-- Start Available data --

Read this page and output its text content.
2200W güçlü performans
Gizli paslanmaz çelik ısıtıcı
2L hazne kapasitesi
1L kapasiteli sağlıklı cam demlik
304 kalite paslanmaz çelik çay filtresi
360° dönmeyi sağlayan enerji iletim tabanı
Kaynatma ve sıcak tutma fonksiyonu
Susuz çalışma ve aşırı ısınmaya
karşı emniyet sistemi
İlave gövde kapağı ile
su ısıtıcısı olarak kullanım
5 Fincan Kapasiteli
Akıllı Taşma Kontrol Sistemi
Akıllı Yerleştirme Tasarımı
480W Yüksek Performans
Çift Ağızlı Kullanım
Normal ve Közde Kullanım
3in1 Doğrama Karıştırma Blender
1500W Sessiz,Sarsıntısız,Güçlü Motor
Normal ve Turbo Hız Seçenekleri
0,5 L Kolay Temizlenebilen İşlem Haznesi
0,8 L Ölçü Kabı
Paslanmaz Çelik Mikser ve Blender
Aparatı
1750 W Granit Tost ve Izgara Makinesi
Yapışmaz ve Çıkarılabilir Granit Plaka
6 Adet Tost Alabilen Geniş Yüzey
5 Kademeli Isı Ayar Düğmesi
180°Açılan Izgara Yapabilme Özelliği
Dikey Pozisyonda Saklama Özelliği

-- End Available data --

**What you are asked to do:** Copy the lines from the entries above in which the word "Granit" appears.

**Complete answer:**
1750 W Granit Tost ve Izgara Makinesi
Yapışmaz ve Çıkarılabilir Granit Plaka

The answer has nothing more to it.